WHAT TO PRODUCE
Go through the listing and copy every line word for word.

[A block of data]
:::::
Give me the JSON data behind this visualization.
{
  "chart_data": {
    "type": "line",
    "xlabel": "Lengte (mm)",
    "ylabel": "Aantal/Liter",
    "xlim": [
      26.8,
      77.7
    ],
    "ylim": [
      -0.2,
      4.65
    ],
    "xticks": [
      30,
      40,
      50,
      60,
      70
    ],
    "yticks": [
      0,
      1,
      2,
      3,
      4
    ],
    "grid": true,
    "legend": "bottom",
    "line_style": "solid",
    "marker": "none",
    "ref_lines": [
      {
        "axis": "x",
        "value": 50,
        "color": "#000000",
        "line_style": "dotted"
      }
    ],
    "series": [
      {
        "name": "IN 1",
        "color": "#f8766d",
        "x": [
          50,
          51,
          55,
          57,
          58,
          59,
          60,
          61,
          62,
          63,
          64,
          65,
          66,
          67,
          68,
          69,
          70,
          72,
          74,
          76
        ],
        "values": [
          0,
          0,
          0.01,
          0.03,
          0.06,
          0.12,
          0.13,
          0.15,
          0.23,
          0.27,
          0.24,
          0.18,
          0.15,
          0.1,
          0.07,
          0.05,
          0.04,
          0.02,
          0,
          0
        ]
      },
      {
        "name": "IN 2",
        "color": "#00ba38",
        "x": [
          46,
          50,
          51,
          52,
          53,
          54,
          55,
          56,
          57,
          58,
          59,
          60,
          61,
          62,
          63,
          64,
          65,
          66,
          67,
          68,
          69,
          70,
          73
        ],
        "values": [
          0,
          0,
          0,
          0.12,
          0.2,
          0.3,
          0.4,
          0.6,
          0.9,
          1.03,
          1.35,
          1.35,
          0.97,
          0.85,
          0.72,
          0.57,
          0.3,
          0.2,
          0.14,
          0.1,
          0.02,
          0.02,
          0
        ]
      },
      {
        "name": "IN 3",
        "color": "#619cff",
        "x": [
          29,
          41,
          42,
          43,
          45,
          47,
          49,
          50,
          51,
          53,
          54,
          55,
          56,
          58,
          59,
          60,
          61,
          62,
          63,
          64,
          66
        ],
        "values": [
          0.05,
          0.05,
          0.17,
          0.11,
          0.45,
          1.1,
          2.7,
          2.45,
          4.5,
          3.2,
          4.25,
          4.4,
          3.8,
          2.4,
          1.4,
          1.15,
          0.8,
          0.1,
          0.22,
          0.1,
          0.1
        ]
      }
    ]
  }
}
:::::
RESULT OF THE EXERCISE
Give me the JSON data behind this visualization.
{
  "chart_data": {
    "type": "line",
    "xlabel": "Lengte (mm)",
    "ylabel": "Aantal/Liter",
    "xlim": [
      26.8,
      77.7
    ],
    "ylim": [
      -0.2,
      4.65
    ],
    "xticks": [
      30,
      40,
      50,
      60,
      70
    ],
    "yticks": [
      0,
      1,
      2,
      3,
      4
    ],
    "grid": true,
    "legend": "bottom",
    "line_style": "solid",
    "marker": "none",
    "ref_lines": [
      {
        "axis": "x",
        "value": 50,
        "color": "#000000",
        "line_style": "dotted"
      }
    ],
    "series": [
      {
        "name": "IN 1",
        "color": "#f8766d",
        "x": [
          50,
          51,
          55,
          57,
          58,
          59,
          60,
          61,
          62,
          63,
          64,
          65,
          66,
          67,
          68,
          69,
          70,
          72,
          74,
          76
        ],
        "values": [
          0,
          0,
          0.01,
          0.03,
          0.06,
          0.12,
          0.13,
          0.15,
          0.23,
          0.27,
          0.24,
          0.18,
          0.15,
          0.1,
          0.07,
          0.05,
          0.04,
          0.02,
          0,
          0
        ]
      },
      {
        "name": "IN 2",
        "color": "#00ba38",
        "x": [
          46,
          50,
          51,
          52,
          53,
          54,
          55,
          56,
          57,
          58,
          59,
          60,
          61,
          62,
          63,
          64,
          65,
          66,
          67,
          68,
          69,
          70,
          73
        ],
        "values": [
          0,
          0,
          0,
          0.12,
          0.2,
          0.3,
          0.4,
          0.6,
          0.9,
          1.03,
          1.35,
          1.35,
          0.97,
          0.85,
          0.72,
          0.57,
          0.3,
          0.2,
          0.14,
          0.1,
          0.02,
          0.02,
          0
        ]
      },
      {
        "name": "IN 3",
        "color": "#619cff",
        "x": [
          29,
          41,
          42,
          43,
          45,
          47,
          49,
          50,
          51,
          53,
          54,
          55,
          56,
          58,
          59,
          60,
          61,
          62,
          63,
          64,
          66
        ],
        "values": [
          0.05,
          0.05,
          0.17,
          0.11,
          0.45,
          1.1,
          2.7,
          2.45,
          4.5,
          3.2,
          4.25,
          4.4,
          3.8,
          2.4,
          1.4,
          1.15,
          0.8,
          0.1,
          0.22,
          0.1,
          0.1
        ]
      }
    ]
  }
}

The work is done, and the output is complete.